Stated goal:
Transcribe every line exactly and omit anything that is a picture.

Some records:
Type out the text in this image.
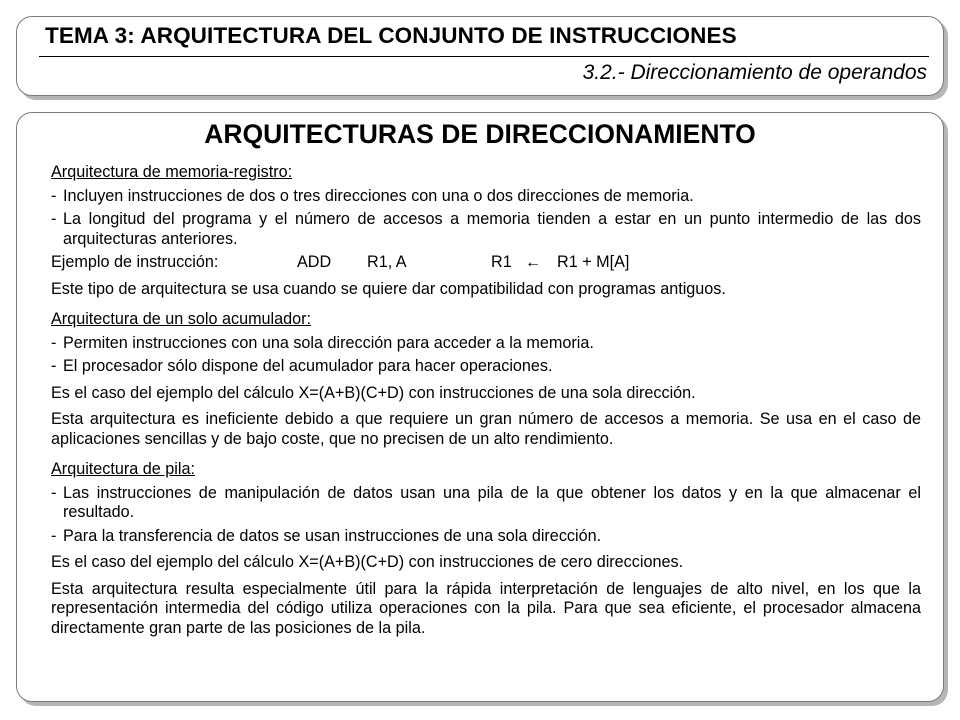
TEMA 3: ARQUITECTURA DEL CONJUNTO DE INSTRUCCIONES
3.2.- Direccionamiento de operandos
ARQUITECTURAS DE DIRECCIONAMIENTO
Arquitectura de memoria-registro:
- Incluyen instrucciones de dos o tres direcciones con una o dos direcciones de memoria.
- La longitud del programa y el número de accesos a memoria tienden a estar en un punto intermedio de las dos arquitecturas anteriores.
Ejemplo de instrucción:	ADD R1, A	R1 ← R1 + M[A]
Este tipo de arquitectura se usa cuando se quiere dar compatibilidad con programas antiguos.
Arquitectura de un solo acumulador:
- Permiten instrucciones con una sola dirección para acceder a la memoria.
- El procesador sólo dispone del acumulador para hacer operaciones.
Es el caso del ejemplo del cálculo X=(A+B)(C+D) con instrucciones de una sola dirección.
Esta arquitectura es ineficiente debido a que requiere un gran número de accesos a memoria. Se usa en el caso de aplicaciones sencillas y de bajo coste, que no precisen de un alto rendimiento.
Arquitectura de pila:
- Las instrucciones de manipulación de datos usan una pila de la que obtener los datos y en la que almacenar el resultado.
- Para la transferencia de datos se usan instrucciones de una sola dirección.
Es el caso del ejemplo del cálculo X=(A+B)(C+D) con instrucciones de cero direcciones.
Esta arquitectura resulta especialmente útil para la rápida interpretación de lenguajes de alto nivel, en los que la representación intermedia del código utiliza operaciones con la pila. Para que sea eficiente, el procesador almacena directamente gran parte de las posiciones de la pila.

Final result:
Type out the text in this image.
TEMA 3: ARQUITECTURA DEL CONJUNTO DE INSTRUCCIONES
3.2.- Direccionamiento de operandos
ARQUITECTURAS DE DIRECCIONAMIENTO
Arquitectura de memoria-registro:
- Incluyen instrucciones de dos o tres direcciones con una o dos direcciones de memoria.
- La longitud del programa y el número de accesos a memoria tienden a estar en un punto intermedio de las dos arquitecturas anteriores.
Ejemplo de instrucción:	ADD R1, A	R1 ← R1 + M[A]
Este tipo de arquitectura se usa cuando se quiere dar compatibilidad con programas antiguos.
Arquitectura de un solo acumulador:
- Permiten instrucciones con una sola dirección para acceder a la memoria.
- El procesador sólo dispone del acumulador para hacer operaciones.
Es el caso del ejemplo del cálculo X=(A+B)(C+D) con instrucciones de una sola dirección.
Esta arquitectura es ineficiente debido a que requiere un gran número de accesos a memoria. Se usa en el caso de aplicaciones sencillas y de bajo coste, que no precisen de un alto rendimiento.
Arquitectura de pila:
- Las instrucciones de manipulación de datos usan una pila de la que obtener los datos y en la que almacenar el resultado.
- Para la transferencia de datos se usan instrucciones de una sola dirección.
Es el caso del ejemplo del cálculo X=(A+B)(C+D) con instrucciones de cero direcciones.
Esta arquitectura resulta especialmente útil para la rápida interpretación de lenguajes de alto nivel, en los que la representación intermedia del código utiliza operaciones con la pila. Para que sea eficiente, el procesador almacena directamente gran parte de las posiciones de la pila.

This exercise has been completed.